Ihre Aufgabe. Stellen Sie sämtliche Zeilen der folgenden Daten ohne Leerzeilen als Markdown-Tabelle mit den Spalten „Nr.“ und „Zeile“ dar. Lassen Sie die Bilder in der Antwort weg.

Angezeigte Daten.
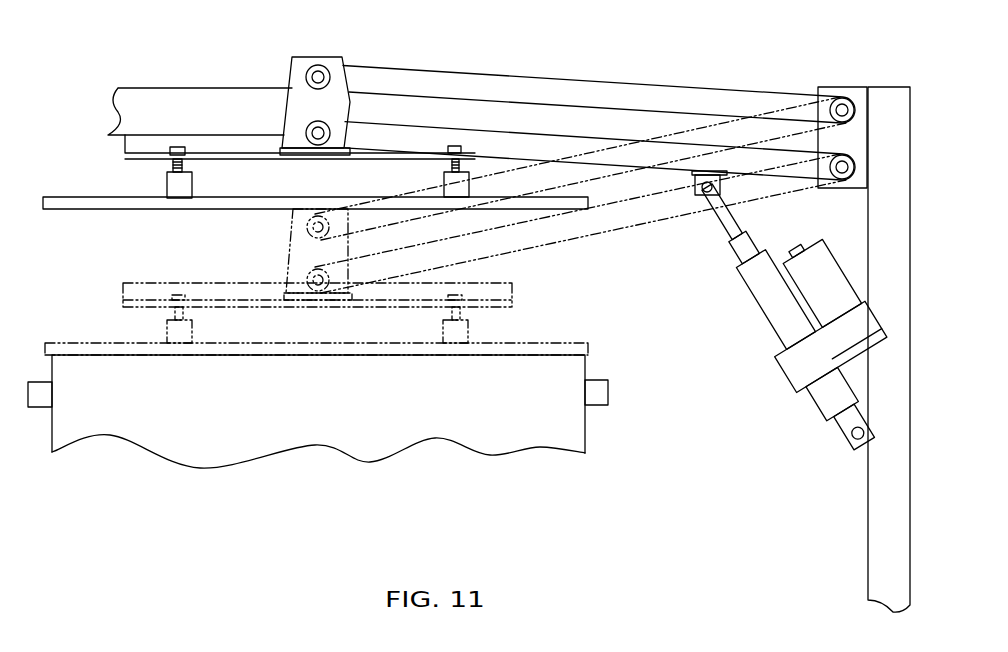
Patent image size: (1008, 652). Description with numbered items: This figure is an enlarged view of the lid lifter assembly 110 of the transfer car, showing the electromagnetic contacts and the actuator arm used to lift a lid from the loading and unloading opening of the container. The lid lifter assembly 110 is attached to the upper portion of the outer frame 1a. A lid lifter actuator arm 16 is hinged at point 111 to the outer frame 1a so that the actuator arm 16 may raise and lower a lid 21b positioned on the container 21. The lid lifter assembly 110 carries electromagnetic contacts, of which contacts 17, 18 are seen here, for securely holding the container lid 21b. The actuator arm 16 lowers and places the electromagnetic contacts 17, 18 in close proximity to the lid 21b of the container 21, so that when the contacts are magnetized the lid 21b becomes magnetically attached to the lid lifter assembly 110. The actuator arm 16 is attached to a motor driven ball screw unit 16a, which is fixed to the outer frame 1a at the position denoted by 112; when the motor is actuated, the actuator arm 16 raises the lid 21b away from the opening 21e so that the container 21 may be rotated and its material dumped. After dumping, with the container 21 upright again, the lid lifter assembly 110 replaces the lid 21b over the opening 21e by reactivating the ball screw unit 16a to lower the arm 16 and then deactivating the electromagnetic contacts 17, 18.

The outer frame 1a is at (199, 88).
The lid lifter actuator arm 16 is at (440, 71).
The motor driven ball screw unit 16a is at (818, 280).
The electromagnetic contact 17 is at (172, 186).
The electromagnetic contact 18 is at (452, 183).
The container 21 is at (305, 418).
The lid 21b is at (42, 200).
The opening 21e is at (228, 307).
The lid lifter assembly 110 is at (634, 62).
The hinge point 111 is at (843, 97).
The ball screw unit fixing position 112 is at (851, 435).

Lösung der Aufgabe.
| Nr. | Zeile |
|---|---|
| 1 | Patent image size: (1008, 652). Description with numbered items: This figure is an enlarged view of the lid lifter assembly 110 of the transfer car, showing the electromagnetic contacts and the actuator arm used to lift a lid from the loading and unloading opening of the container. The lid lifter assembly 110 is attached to the upper portion of the outer frame 1a. A lid lifter actuator arm 16 is hinged at point 111 to the outer frame 1a so that the actuator arm 16 may raise and lower a lid 21b positioned on the container 21. The lid lifter assembly 110 carries electromagnetic contacts, of which contacts 17, 18 are seen here, for securely holding the container lid 21b. The actuator arm 16 lowers and places the electromagnetic contacts 17, 18 in close proximity to the lid 21b of the container 21, so that when the contacts are magnetized the lid 21b becomes magnetically attached to the lid lifter assembly 110. The actuator arm 16 is attached to a motor driven ball screw unit 16a, which is fixed to the outer frame 1a at the position denoted by 112; when the motor is actuated, the actuator arm 16 raises the lid 21b away from the opening 21e so that the container 21 may be rotated and its material dumped. After dumping, with the container 21 upright again, the lid lifter assembly 110 replaces the lid 21b over the opening 21e by reactivating the ball screw unit 16a to lower the arm 16 and then deactivating the electromagnetic contacts 17, 18. |
| 2 | The outer frame 1a is at (199, 88). |
| 3 | The lid lifter actuator arm 16 is at (440, 71). |
| 4 | The motor driven ball screw unit 16a is at (818, 280). |
| 5 | The electromagnetic contact 17 is at (172, 186). |
| 6 | The electromagnetic contact 18 is at (452, 183). |
| 7 | The container 21 is at (305, 418). |
| 8 | The lid 21b is at (42, 200). |
| 9 | The opening 21e is at (228, 307). |
| 10 | The lid lifter assembly 110 is at (634, 62). |
| 11 | The hinge point 111 is at (843, 97). |
| 12 | The ball screw unit fixing position 112 is at (851, 435). |